## DOCUMENT SEGMENT

Firstly, sorry to be pedantic on some of the language in the outlook. You say group revenue for the second half is likely to be similar to the first half. I'm just wondering if there's open to any interpretation on the word likely if there's a downside risk for the outlook?

Aaron Begley

executive
#7

I'm sorry, can you repeat the question? I didn't quite hear you, Joseph.

Joseph House

analyst
#8

Sorry. So you've emphasized in your outlook statement that the second-half group revenue is likely to be similar to the first half. I'm just wondering if there's any interpretation of the word likely if there's any downside risk implied in that comment?

Aaron Begley

executive
#9

I think there's both upside and downside risk, Joseph, because there is still a bit of short-term work that we need to win. But at the same token, yes, we could certainly see an increase. There's enough work out there to do that. It really comes down to project timing. So I can't really be more specific than that.

## WRITTEN TASK
Decide whether each statement agrees with the transcript: (a) Aaron Begley asked for the question to be repeated; (b) Aaron Begley said the outlook carries only downside risk; (c) Aaron Begley said the result depends mainly on project timing. For each, answer yes or no and quote the deciding words.

## GIVEN ENTRIES
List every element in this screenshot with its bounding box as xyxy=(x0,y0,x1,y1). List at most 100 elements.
* * *
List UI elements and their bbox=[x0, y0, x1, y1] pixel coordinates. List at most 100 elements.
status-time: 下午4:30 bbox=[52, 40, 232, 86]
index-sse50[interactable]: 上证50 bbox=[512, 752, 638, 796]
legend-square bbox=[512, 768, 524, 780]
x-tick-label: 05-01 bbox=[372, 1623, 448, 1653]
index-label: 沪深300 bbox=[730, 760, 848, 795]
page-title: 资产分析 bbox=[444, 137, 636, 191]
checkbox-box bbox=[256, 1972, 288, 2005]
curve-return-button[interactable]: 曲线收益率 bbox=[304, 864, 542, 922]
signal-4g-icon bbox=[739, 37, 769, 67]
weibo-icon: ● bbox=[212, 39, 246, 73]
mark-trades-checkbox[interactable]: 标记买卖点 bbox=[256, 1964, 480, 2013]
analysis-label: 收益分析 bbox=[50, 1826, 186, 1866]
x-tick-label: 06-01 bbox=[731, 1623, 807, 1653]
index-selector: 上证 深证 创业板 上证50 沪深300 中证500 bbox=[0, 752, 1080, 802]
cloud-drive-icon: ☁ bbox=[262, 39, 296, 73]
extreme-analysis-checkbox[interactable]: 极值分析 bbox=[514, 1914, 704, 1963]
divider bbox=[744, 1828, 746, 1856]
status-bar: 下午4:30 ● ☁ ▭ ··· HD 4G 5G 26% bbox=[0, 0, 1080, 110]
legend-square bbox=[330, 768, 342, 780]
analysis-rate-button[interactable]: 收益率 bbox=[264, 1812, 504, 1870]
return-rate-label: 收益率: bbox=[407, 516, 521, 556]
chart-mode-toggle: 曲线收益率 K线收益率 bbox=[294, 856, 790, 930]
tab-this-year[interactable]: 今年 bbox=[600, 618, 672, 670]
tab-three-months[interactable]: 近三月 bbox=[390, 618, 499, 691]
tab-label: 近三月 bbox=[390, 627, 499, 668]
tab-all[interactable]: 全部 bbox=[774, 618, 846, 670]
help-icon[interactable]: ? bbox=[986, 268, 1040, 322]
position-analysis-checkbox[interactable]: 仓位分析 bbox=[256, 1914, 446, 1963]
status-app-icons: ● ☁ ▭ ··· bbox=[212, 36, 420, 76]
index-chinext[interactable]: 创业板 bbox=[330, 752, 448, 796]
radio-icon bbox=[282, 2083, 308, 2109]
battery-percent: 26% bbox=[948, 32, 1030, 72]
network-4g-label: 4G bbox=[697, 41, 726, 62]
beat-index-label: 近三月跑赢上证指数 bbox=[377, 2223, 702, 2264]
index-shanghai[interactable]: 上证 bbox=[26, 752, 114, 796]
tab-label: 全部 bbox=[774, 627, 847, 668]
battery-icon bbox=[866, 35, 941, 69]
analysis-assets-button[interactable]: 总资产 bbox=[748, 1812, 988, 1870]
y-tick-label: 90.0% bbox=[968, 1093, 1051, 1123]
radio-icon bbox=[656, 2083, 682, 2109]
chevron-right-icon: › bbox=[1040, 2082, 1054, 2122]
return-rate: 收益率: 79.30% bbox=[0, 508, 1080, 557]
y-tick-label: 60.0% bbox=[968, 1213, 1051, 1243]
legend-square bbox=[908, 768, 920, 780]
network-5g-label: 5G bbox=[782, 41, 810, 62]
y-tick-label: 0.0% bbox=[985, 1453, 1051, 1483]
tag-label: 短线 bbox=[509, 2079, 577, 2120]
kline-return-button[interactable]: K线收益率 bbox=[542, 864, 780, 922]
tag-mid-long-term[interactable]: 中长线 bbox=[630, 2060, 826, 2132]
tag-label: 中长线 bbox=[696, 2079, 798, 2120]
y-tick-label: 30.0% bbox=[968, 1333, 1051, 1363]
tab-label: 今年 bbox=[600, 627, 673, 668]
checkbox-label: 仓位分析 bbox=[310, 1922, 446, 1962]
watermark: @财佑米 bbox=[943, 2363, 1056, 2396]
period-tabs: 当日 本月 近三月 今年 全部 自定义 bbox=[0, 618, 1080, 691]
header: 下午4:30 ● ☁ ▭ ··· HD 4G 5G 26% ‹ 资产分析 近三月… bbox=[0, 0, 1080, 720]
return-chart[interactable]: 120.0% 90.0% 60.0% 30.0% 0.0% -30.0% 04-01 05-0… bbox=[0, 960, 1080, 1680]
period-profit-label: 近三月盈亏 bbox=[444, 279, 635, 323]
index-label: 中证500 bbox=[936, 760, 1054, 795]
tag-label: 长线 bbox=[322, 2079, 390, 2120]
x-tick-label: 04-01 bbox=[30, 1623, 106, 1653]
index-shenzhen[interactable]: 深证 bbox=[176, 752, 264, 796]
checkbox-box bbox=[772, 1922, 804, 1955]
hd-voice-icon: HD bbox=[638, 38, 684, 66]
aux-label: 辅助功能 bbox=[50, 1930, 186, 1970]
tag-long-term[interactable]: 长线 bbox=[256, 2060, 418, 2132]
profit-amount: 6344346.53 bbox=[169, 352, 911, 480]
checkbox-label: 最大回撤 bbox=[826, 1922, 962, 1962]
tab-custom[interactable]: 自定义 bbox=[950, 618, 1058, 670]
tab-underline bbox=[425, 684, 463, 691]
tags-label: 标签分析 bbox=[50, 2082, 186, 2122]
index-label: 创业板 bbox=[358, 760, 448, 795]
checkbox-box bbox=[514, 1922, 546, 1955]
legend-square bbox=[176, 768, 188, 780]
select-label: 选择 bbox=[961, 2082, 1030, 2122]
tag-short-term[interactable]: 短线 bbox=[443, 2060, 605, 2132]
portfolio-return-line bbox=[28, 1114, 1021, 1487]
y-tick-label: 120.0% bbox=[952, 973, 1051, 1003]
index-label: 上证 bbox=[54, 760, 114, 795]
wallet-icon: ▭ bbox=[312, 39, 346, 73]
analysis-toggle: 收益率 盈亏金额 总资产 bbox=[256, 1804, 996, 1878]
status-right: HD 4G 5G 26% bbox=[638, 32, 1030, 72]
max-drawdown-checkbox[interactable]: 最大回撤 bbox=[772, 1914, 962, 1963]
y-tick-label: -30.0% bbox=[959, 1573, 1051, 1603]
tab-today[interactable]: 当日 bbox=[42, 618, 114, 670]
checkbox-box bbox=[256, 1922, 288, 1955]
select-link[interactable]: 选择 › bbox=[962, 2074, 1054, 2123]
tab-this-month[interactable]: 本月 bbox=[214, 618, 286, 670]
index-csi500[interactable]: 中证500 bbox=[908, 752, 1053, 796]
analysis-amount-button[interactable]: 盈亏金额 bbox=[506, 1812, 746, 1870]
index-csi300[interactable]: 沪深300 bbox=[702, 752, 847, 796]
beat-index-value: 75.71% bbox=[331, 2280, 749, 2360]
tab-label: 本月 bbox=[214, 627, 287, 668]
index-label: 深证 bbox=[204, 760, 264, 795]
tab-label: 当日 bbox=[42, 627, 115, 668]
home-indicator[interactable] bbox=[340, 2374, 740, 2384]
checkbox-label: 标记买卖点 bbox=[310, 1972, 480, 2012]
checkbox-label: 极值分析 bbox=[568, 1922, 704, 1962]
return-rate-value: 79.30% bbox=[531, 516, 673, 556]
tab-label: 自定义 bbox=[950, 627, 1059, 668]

## RESULT OF THE EXERCISE
(a) Yes: "I'm sorry, can you repeat the question?"
(b) No: "I think there's both upside and downside risk, Joseph"
(c) Yes: "It really comes down to project timing."